BEGIN GIVEN DATA
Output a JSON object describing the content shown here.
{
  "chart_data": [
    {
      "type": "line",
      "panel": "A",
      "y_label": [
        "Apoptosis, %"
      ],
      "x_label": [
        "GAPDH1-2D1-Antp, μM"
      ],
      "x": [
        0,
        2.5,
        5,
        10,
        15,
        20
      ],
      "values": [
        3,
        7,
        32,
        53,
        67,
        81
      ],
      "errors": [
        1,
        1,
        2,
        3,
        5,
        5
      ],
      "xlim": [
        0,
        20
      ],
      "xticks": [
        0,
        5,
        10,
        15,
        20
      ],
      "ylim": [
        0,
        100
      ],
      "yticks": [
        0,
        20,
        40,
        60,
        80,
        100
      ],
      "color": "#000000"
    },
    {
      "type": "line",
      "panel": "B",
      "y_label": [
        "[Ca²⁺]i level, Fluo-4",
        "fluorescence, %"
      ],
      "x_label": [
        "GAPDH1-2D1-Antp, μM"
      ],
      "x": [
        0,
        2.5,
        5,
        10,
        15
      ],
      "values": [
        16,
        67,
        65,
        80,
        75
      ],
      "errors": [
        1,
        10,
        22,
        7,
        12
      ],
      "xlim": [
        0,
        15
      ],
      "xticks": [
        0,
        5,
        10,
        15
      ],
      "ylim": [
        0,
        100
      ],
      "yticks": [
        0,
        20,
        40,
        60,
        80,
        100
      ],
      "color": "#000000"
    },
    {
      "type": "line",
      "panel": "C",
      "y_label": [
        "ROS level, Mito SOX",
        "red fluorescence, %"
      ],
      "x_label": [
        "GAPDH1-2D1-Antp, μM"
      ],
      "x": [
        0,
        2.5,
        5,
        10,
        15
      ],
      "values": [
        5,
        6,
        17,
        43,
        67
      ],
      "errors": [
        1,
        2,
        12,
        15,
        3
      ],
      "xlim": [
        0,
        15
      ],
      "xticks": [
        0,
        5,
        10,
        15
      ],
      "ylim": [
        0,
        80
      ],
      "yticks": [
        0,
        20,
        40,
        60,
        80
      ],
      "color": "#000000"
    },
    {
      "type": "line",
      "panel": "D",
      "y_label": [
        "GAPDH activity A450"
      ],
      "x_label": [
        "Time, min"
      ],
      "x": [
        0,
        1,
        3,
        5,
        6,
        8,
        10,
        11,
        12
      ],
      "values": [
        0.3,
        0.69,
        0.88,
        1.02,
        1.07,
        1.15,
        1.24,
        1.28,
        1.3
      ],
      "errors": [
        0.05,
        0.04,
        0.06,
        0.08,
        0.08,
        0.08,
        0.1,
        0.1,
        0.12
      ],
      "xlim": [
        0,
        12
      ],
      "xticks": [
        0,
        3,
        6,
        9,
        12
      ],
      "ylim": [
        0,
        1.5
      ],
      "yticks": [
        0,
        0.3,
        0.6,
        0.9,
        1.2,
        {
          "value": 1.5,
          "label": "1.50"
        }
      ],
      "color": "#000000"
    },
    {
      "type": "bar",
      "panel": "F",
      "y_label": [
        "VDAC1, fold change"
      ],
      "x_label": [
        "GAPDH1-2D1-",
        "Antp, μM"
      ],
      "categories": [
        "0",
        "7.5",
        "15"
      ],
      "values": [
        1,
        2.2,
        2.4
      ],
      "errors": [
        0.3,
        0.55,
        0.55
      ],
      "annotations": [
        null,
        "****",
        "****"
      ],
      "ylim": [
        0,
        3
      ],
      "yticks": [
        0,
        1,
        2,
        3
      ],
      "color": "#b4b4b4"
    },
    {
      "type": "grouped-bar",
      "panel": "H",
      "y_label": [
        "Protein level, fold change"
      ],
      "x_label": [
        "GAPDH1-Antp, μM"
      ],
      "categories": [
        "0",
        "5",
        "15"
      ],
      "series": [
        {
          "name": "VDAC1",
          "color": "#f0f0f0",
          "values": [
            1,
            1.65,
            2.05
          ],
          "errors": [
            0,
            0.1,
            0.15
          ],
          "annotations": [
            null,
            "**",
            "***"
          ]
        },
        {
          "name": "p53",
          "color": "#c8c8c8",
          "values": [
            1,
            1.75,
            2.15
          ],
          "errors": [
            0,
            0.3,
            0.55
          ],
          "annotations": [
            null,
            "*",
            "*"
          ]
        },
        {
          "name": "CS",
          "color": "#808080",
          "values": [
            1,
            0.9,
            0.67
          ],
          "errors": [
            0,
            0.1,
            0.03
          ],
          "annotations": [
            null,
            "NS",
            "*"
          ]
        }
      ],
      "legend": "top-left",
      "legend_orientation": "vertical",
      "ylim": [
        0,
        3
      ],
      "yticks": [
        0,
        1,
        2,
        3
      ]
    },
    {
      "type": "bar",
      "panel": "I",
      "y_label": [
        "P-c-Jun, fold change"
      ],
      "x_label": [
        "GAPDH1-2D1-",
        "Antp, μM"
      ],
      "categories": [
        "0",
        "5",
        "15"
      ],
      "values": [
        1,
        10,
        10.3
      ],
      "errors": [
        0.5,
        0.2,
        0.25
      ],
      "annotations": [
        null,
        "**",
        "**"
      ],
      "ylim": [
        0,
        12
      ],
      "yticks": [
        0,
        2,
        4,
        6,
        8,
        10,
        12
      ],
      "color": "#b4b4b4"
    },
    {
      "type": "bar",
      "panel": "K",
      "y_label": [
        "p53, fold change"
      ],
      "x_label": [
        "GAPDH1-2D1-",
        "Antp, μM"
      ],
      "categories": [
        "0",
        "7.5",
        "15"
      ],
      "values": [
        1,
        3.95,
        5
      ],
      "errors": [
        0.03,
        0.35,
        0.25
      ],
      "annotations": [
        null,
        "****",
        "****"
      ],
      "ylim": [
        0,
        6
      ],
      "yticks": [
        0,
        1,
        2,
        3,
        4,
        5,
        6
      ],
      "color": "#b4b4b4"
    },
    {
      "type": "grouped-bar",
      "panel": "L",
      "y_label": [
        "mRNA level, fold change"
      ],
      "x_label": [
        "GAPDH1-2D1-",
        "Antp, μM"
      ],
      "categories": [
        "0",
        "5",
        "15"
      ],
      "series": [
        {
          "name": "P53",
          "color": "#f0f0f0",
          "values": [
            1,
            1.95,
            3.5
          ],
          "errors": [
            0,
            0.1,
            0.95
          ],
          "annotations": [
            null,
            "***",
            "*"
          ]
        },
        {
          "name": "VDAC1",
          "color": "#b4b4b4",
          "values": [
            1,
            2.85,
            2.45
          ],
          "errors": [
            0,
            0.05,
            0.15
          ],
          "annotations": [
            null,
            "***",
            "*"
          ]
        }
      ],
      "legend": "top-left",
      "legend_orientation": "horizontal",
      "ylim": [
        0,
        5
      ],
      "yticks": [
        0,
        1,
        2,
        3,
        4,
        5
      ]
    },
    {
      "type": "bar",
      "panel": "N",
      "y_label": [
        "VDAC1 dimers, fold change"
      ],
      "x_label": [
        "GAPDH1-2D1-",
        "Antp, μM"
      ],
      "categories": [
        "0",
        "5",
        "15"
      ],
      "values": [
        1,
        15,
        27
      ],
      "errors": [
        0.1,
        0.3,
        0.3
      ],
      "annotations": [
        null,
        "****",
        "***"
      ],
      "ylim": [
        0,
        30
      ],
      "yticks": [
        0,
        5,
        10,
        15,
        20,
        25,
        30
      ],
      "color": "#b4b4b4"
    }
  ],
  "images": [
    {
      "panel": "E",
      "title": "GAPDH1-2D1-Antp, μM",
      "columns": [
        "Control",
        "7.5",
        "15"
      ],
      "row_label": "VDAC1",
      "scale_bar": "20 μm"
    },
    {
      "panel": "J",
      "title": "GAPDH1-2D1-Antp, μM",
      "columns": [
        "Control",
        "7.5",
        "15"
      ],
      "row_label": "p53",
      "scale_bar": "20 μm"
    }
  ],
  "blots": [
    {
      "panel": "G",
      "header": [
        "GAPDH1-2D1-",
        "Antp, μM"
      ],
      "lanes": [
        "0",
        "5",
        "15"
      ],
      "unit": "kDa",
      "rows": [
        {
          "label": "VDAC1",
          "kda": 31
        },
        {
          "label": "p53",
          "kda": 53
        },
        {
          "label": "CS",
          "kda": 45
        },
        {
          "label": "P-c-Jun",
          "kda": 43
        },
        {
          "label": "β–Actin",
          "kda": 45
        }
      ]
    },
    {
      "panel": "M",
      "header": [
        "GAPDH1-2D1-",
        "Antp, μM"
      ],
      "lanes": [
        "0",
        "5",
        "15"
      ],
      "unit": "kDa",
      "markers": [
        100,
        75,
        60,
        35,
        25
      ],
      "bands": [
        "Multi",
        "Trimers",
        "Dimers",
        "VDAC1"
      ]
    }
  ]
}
END GIVEN DATA
The answer must be every line from the records above that contains the word "fold", copied out.

[EXERCISE OUTPUT]:
        "VDAC1, fold change"
        "Protein level, fold change"
        "P-c-Jun, fold change"
        "p53, fold change"
        "mRNA level, fold change"
        "VDAC1 dimers, fold change"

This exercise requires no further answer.